**TASK PROMPT**
Transcribe all the entries word for word, skipping the pictures.

Collection entries
################

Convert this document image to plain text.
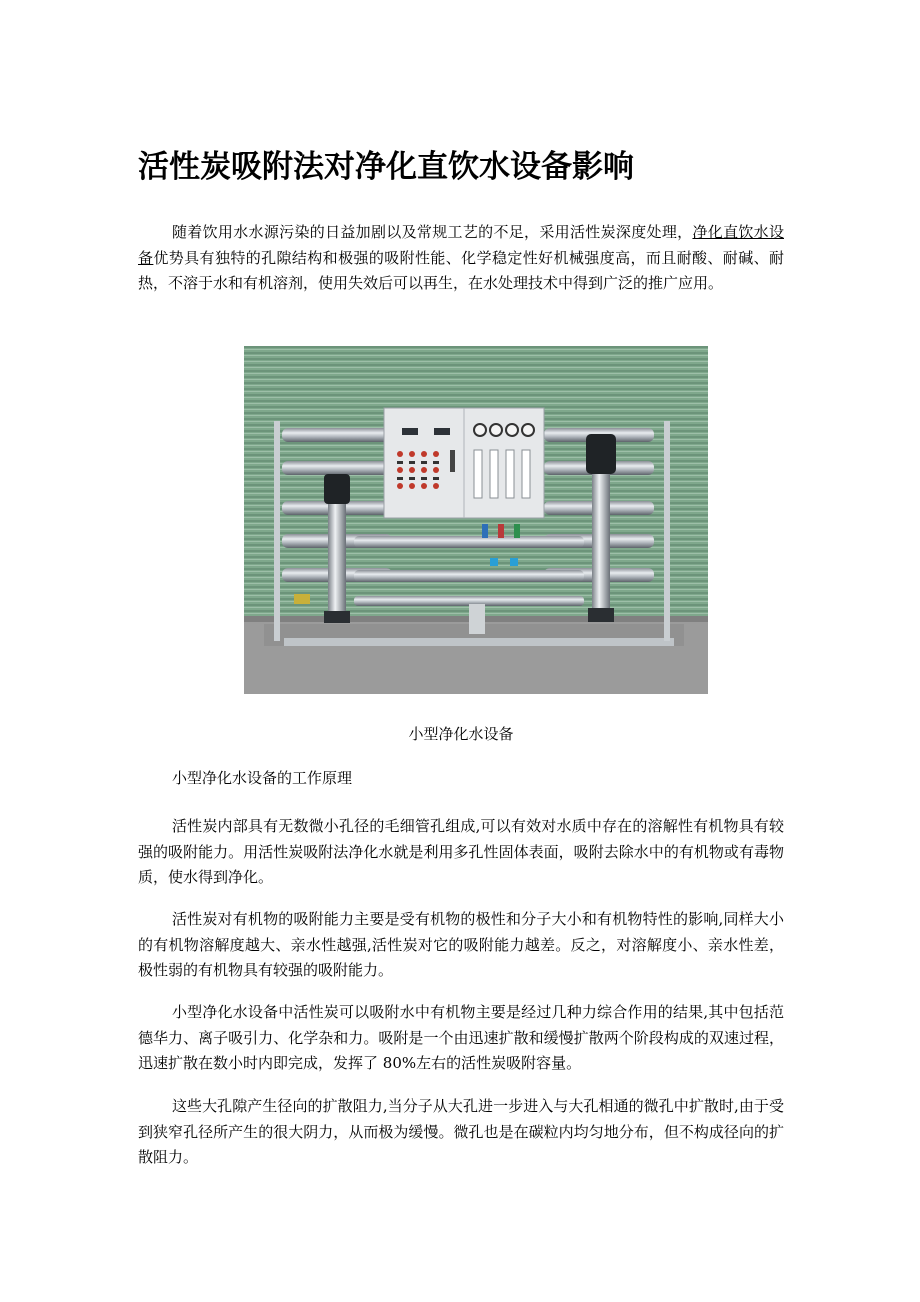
活性炭吸附法对净化直饮水设备影响

随着饮用水水源污染的日益加剧以及常规工艺的不足，采用活性炭深度处理，净化直饮水设备优势具有独特的孔隙结构和极强的吸附性能、化学稳定性好机械强度高，而且耐酸、耐碱、耐热，不溶于水和有机溶剂，使用失效后可以再生，在水处理技术中得到广泛的推广应用。

小型净化水设备

小型净化水设备的工作原理

活性炭内部具有无数微小孔径的毛细管孔组成,可以有效对水质中存在的溶解性有机物具有较强的吸附能力。用活性炭吸附法净化水就是利用多孔性固体表面，吸附去除水中的有机物或有毒物质，使水得到净化。

活性炭对有机物的吸附能力主要是受有机物的极性和分子大小和有机物特性的影响,同样大小的有机物溶解度越大、亲水性越强,活性炭对它的吸附能力越差。反之，对溶解度小、亲水性差，极性弱的有机物具有较强的吸附能力。

小型净化水设备中活性炭可以吸附水中有机物主要是经过几种力综合作用的结果,其中包括范德华力、离子吸引力、化学杂和力。吸附是一个由迅速扩散和缓慢扩散两个阶段构成的双速过程，迅速扩散在数小时内即完成，发挥了 80%左右的活性炭吸附容量。

这些大孔隙产生径向的扩散阻力,当分子从大孔进一步进入与大孔相通的微孔中扩散时,由于受到狭窄孔径所产生的很大阴力，从而极为缓慢。微孔也是在碳粒内均匀地分布，但不构成径向的扩散阻力。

################

**COMPLETE OUTPUT**
Convert this document image to plain text.
活性炭吸附法对净化直饮水设备影响

随着饮用水水源污染的日益加剧以及常规工艺的不足，采用活性炭深度处理，净化直饮水设备优势具有独特的孔隙结构和极强的吸附性能、化学稳定性好机械强度高，而且耐酸、耐碱、耐热，不溶于水和有机溶剂，使用失效后可以再生，在水处理技术中得到广泛的推广应用。

小型净化水设备

小型净化水设备的工作原理

活性炭内部具有无数微小孔径的毛细管孔组成,可以有效对水质中存在的溶解性有机物具有较强的吸附能力。用活性炭吸附法净化水就是利用多孔性固体表面，吸附去除水中的有机物或有毒物质，使水得到净化。

活性炭对有机物的吸附能力主要是受有机物的极性和分子大小和有机物特性的影响,同样大小的有机物溶解度越大、亲水性越强,活性炭对它的吸附能力越差。反之，对溶解度小、亲水性差，极性弱的有机物具有较强的吸附能力。

小型净化水设备中活性炭可以吸附水中有机物主要是经过几种力综合作用的结果,其中包括范德华力、离子吸引力、化学杂和力。吸附是一个由迅速扩散和缓慢扩散两个阶段构成的双速过程，迅速扩散在数小时内即完成，发挥了 80%左右的活性炭吸附容量。

这些大孔隙产生径向的扩散阻力,当分子从大孔进一步进入与大孔相通的微孔中扩散时,由于受到狭窄孔径所产生的很大阴力，从而极为缓慢。微孔也是在碳粒内均匀地分布，但不构成径向的扩散阻力。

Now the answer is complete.